### BRIEF
Transcribe the entries that follow exactly as they appear, minus pictures.

### INPUT
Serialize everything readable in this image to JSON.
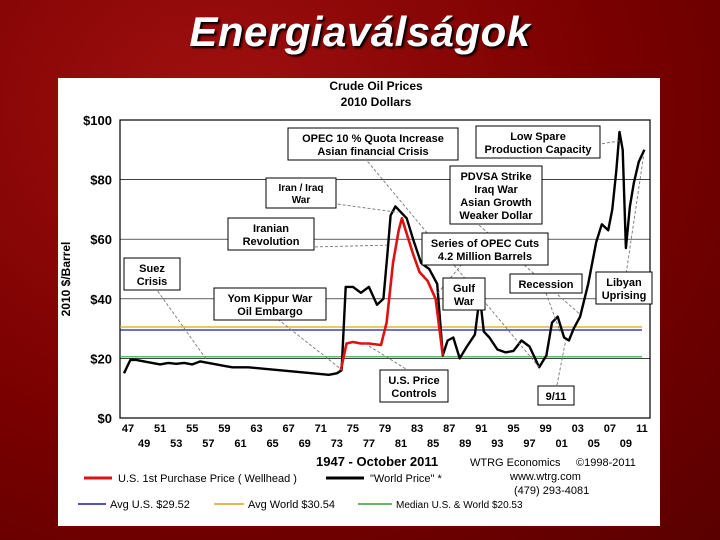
{
  "slide_title": "Energiaválságok",
  "chart_data": {
    "type": "line",
    "title": "Crude Oil Prices",
    "subtitle": "2010 Dollars",
    "ylabel": "2010 $/Barrel",
    "xlabel": "1947 - October 2011",
    "ylim": [
      0,
      100
    ],
    "y_ticks": [
      "$0",
      "$20",
      "$40",
      "$60",
      "$80",
      "$100"
    ],
    "y_tick_values": [
      0,
      20,
      40,
      60,
      80,
      100
    ],
    "x_ticks_top": [
      "47",
      "51",
      "55",
      "59",
      "63",
      "67",
      "71",
      "75",
      "79",
      "83",
      "87",
      "91",
      "95",
      "99",
      "03",
      "07",
      "11"
    ],
    "x_ticks_bottom": [
      "49",
      "53",
      "57",
      "61",
      "65",
      "69",
      "73",
      "77",
      "81",
      "85",
      "89",
      "93",
      "97",
      "01",
      "05",
      "09"
    ],
    "series": [
      {
        "name": "U.S. 1st Purchase Price ( Wellhead )",
        "color": "#e01010",
        "points": [
          [
            1973.5,
            16
          ],
          [
            1974.2,
            25
          ],
          [
            1975,
            25.5
          ],
          [
            1976,
            25
          ],
          [
            1977,
            25
          ],
          [
            1978.5,
            24.5
          ],
          [
            1979.2,
            32
          ],
          [
            1980,
            52
          ],
          [
            1980.7,
            63
          ],
          [
            1981.1,
            67
          ],
          [
            1981.8,
            61
          ],
          [
            1982.5,
            55
          ],
          [
            1983.3,
            49
          ],
          [
            1984.3,
            46
          ],
          [
            1985.3,
            40
          ],
          [
            1986.2,
            21
          ]
        ]
      },
      {
        "name": "\"World Price\" *",
        "color": "#000000",
        "points": [
          [
            1946.5,
            15
          ],
          [
            1947.3,
            19.5
          ],
          [
            1948,
            19.5
          ],
          [
            1949,
            19
          ],
          [
            1950,
            18.5
          ],
          [
            1951,
            18
          ],
          [
            1952,
            18.5
          ],
          [
            1953,
            18.2
          ],
          [
            1954,
            18.5
          ],
          [
            1955,
            18
          ],
          [
            1956,
            19
          ],
          [
            1957,
            18.5
          ],
          [
            1958,
            18
          ],
          [
            1959,
            17.5
          ],
          [
            1960,
            17
          ],
          [
            1962,
            17
          ],
          [
            1964,
            16.5
          ],
          [
            1966,
            16
          ],
          [
            1968,
            15.5
          ],
          [
            1970,
            15
          ],
          [
            1972,
            14.5
          ],
          [
            1973,
            15
          ],
          [
            1973.6,
            16
          ],
          [
            1974.1,
            44
          ],
          [
            1975,
            44
          ],
          [
            1976,
            42
          ],
          [
            1977,
            44
          ],
          [
            1978,
            38
          ],
          [
            1978.8,
            40
          ],
          [
            1979.3,
            55
          ],
          [
            1979.7,
            68
          ],
          [
            1980.3,
            71
          ],
          [
            1981,
            69
          ],
          [
            1981.7,
            67
          ],
          [
            1982.5,
            60
          ],
          [
            1983.5,
            52
          ],
          [
            1984.5,
            50
          ],
          [
            1985.5,
            45
          ],
          [
            1986.2,
            21
          ],
          [
            1986.8,
            26
          ],
          [
            1987.5,
            27
          ],
          [
            1988.3,
            20
          ],
          [
            1989.2,
            24
          ],
          [
            1990.2,
            28
          ],
          [
            1990.8,
            41
          ],
          [
            1991.3,
            29
          ],
          [
            1992,
            27
          ],
          [
            1993,
            23
          ],
          [
            1994,
            22
          ],
          [
            1995,
            22.5
          ],
          [
            1996,
            26
          ],
          [
            1997,
            24
          ],
          [
            1998.2,
            17
          ],
          [
            1999.1,
            21
          ],
          [
            1999.8,
            32
          ],
          [
            2000.5,
            34
          ],
          [
            2001.3,
            27
          ],
          [
            2001.9,
            26
          ],
          [
            2002.5,
            30
          ],
          [
            2003.3,
            34
          ],
          [
            2004.3,
            45
          ],
          [
            2005.3,
            59
          ],
          [
            2006,
            65
          ],
          [
            2006.8,
            63
          ],
          [
            2007.3,
            70
          ],
          [
            2007.8,
            83
          ],
          [
            2008.2,
            96
          ],
          [
            2008.6,
            90
          ],
          [
            2009,
            57
          ],
          [
            2009.5,
            71
          ],
          [
            2010,
            79
          ],
          [
            2010.6,
            86
          ],
          [
            2011.3,
            90
          ]
        ]
      },
      {
        "name": "Avg U.S. $29.52",
        "color": "#1a1aa0",
        "value": 29.52
      },
      {
        "name": "Avg World $30.54",
        "color": "#e0a020",
        "value": 30.54
      },
      {
        "name": "Median U.S. & World $20.53",
        "color": "#30a030",
        "value": 20.53
      }
    ],
    "annotations": [
      {
        "id": "opec-quota",
        "lines": [
          "OPEC 10 % Quota Increase",
          "Asian financial Crisis"
        ]
      },
      {
        "id": "low-spare",
        "lines": [
          "Low Spare",
          "Production Capacity"
        ]
      },
      {
        "id": "iran-iraq",
        "lines": [
          "Iran / Iraq",
          "War"
        ]
      },
      {
        "id": "pdvsa",
        "lines": [
          "PDVSA Strike",
          "Iraq War",
          "Asian Growth",
          "Weaker Dollar"
        ]
      },
      {
        "id": "iranian-rev",
        "lines": [
          "Iranian",
          "Revolution"
        ]
      },
      {
        "id": "opec-cuts",
        "lines": [
          "Series of OPEC Cuts",
          "4.2 Million Barrels"
        ]
      },
      {
        "id": "suez",
        "lines": [
          "Suez",
          "Crisis"
        ]
      },
      {
        "id": "gulf-war",
        "lines": [
          "Gulf",
          "War"
        ]
      },
      {
        "id": "recession",
        "lines": [
          "Recession"
        ]
      },
      {
        "id": "libyan",
        "lines": [
          "Libyan",
          "Uprising"
        ]
      },
      {
        "id": "yom-kippur",
        "lines": [
          "Yom Kippur War",
          "Oil Embargo"
        ]
      },
      {
        "id": "price-controls",
        "lines": [
          "U.S. Price",
          "Controls"
        ]
      },
      {
        "id": "nine-eleven",
        "lines": [
          "9/11"
        ]
      }
    ],
    "credits": {
      "company": "WTRG Economics",
      "copyright": "©1998-2011",
      "web": "www.wtrg.com",
      "phone": "(479) 293-4081"
    }
  }
}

### RESPONSE TO THIS TASK
Serialize everything readable in this image to JSON.
{
  "slide_title": "Energiaválságok",
  "chart_data": {
    "type": "line",
    "title": "Crude Oil Prices",
    "subtitle": "2010 Dollars",
    "ylabel": "2010 $/Barrel",
    "xlabel": "1947 - October 2011",
    "ylim": [
      0,
      100
    ],
    "y_ticks": [
      "$0",
      "$20",
      "$40",
      "$60",
      "$80",
      "$100"
    ],
    "y_tick_values": [
      0,
      20,
      40,
      60,
      80,
      100
    ],
    "x_ticks_top": [
      "47",
      "51",
      "55",
      "59",
      "63",
      "67",
      "71",
      "75",
      "79",
      "83",
      "87",
      "91",
      "95",
      "99",
      "03",
      "07",
      "11"
    ],
    "x_ticks_bottom": [
      "49",
      "53",
      "57",
      "61",
      "65",
      "69",
      "73",
      "77",
      "81",
      "85",
      "89",
      "93",
      "97",
      "01",
      "05",
      "09"
    ],
    "series": [
      {
        "name": "U.S. 1st Purchase Price ( Wellhead )",
        "color": "#e01010",
        "points": [
          [
            1973.5,
            16
          ],
          [
            1974.2,
            25
          ],
          [
            1975,
            25.5
          ],
          [
            1976,
            25
          ],
          [
            1977,
            25
          ],
          [
            1978.5,
            24.5
          ],
          [
            1979.2,
            32
          ],
          [
            1980,
            52
          ],
          [
            1980.7,
            63
          ],
          [
            1981.1,
            67
          ],
          [
            1981.8,
            61
          ],
          [
            1982.5,
            55
          ],
          [
            1983.3,
            49
          ],
          [
            1984.3,
            46
          ],
          [
            1985.3,
            40
          ],
          [
            1986.2,
            21
          ]
        ]
      },
      {
        "name": "\"World Price\" *",
        "color": "#000000",
        "points": [
          [
            1946.5,
            15
          ],
          [
            1947.3,
            19.5
          ],
          [
            1948,
            19.5
          ],
          [
            1949,
            19
          ],
          [
            1950,
            18.5
          ],
          [
            1951,
            18
          ],
          [
            1952,
            18.5
          ],
          [
            1953,
            18.2
          ],
          [
            1954,
            18.5
          ],
          [
            1955,
            18
          ],
          [
            1956,
            19
          ],
          [
            1957,
            18.5
          ],
          [
            1958,
            18
          ],
          [
            1959,
            17.5
          ],
          [
            1960,
            17
          ],
          [
            1962,
            17
          ],
          [
            1964,
            16.5
          ],
          [
            1966,
            16
          ],
          [
            1968,
            15.5
          ],
          [
            1970,
            15
          ],
          [
            1972,
            14.5
          ],
          [
            1973,
            15
          ],
          [
            1973.6,
            16
          ],
          [
            1974.1,
            44
          ],
          [
            1975,
            44
          ],
          [
            1976,
            42
          ],
          [
            1977,
            44
          ],
          [
            1978,
            38
          ],
          [
            1978.8,
            40
          ],
          [
            1979.3,
            55
          ],
          [
            1979.7,
            68
          ],
          [
            1980.3,
            71
          ],
          [
            1981,
            69
          ],
          [
            1981.7,
            67
          ],
          [
            1982.5,
            60
          ],
          [
            1983.5,
            52
          ],
          [
            1984.5,
            50
          ],
          [
            1985.5,
            45
          ],
          [
            1986.2,
            21
          ],
          [
            1986.8,
            26
          ],
          [
            1987.5,
            27
          ],
          [
            1988.3,
            20
          ],
          [
            1989.2,
            24
          ],
          [
            1990.2,
            28
          ],
          [
            1990.8,
            41
          ],
          [
            1991.3,
            29
          ],
          [
            1992,
            27
          ],
          [
            1993,
            23
          ],
          [
            1994,
            22
          ],
          [
            1995,
            22.5
          ],
          [
            1996,
            26
          ],
          [
            1997,
            24
          ],
          [
            1998.2,
            17
          ],
          [
            1999.1,
            21
          ],
          [
            1999.8,
            32
          ],
          [
            2000.5,
            34
          ],
          [
            2001.3,
            27
          ],
          [
            2001.9,
            26
          ],
          [
            2002.5,
            30
          ],
          [
            2003.3,
            34
          ],
          [
            2004.3,
            45
          ],
          [
            2005.3,
            59
          ],
          [
            2006,
            65
          ],
          [
            2006.8,
            63
          ],
          [
            2007.3,
            70
          ],
          [
            2007.8,
            83
          ],
          [
            2008.2,
            96
          ],
          [
            2008.6,
            90
          ],
          [
            2009,
            57
          ],
          [
            2009.5,
            71
          ],
          [
            2010,
            79
          ],
          [
            2010.6,
            86
          ],
          [
            2011.3,
            90
          ]
        ]
      },
      {
        "name": "Avg U.S. $29.52",
        "color": "#1a1aa0",
        "value": 29.52
      },
      {
        "name": "Avg World $30.54",
        "color": "#e0a020",
        "value": 30.54
      },
      {
        "name": "Median U.S. & World $20.53",
        "color": "#30a030",
        "value": 20.53
      }
    ],
    "annotations": [
      {
        "id": "opec-quota",
        "lines": [
          "OPEC 10 % Quota Increase",
          "Asian financial Crisis"
        ]
      },
      {
        "id": "low-spare",
        "lines": [
          "Low Spare",
          "Production Capacity"
        ]
      },
      {
        "id": "iran-iraq",
        "lines": [
          "Iran / Iraq",
          "War"
        ]
      },
      {
        "id": "pdvsa",
        "lines": [
          "PDVSA Strike",
          "Iraq War",
          "Asian Growth",
          "Weaker Dollar"
        ]
      },
      {
        "id": "iranian-rev",
        "lines": [
          "Iranian",
          "Revolution"
        ]
      },
      {
        "id": "opec-cuts",
        "lines": [
          "Series of OPEC Cuts",
          "4.2 Million Barrels"
        ]
      },
      {
        "id": "suez",
        "lines": [
          "Suez",
          "Crisis"
        ]
      },
      {
        "id": "gulf-war",
        "lines": [
          "Gulf",
          "War"
        ]
      },
      {
        "id": "recession",
        "lines": [
          "Recession"
        ]
      },
      {
        "id": "libyan",
        "lines": [
          "Libyan",
          "Uprising"
        ]
      },
      {
        "id": "yom-kippur",
        "lines": [
          "Yom Kippur War",
          "Oil Embargo"
        ]
      },
      {
        "id": "price-controls",
        "lines": [
          "U.S. Price",
          "Controls"
        ]
      },
      {
        "id": "nine-eleven",
        "lines": [
          "9/11"
        ]
      }
    ],
    "credits": {
      "company": "WTRG Economics",
      "copyright": "©1998-2011",
      "web": "www.wtrg.com",
      "phone": "(479) 293-4081"
    }
  }
}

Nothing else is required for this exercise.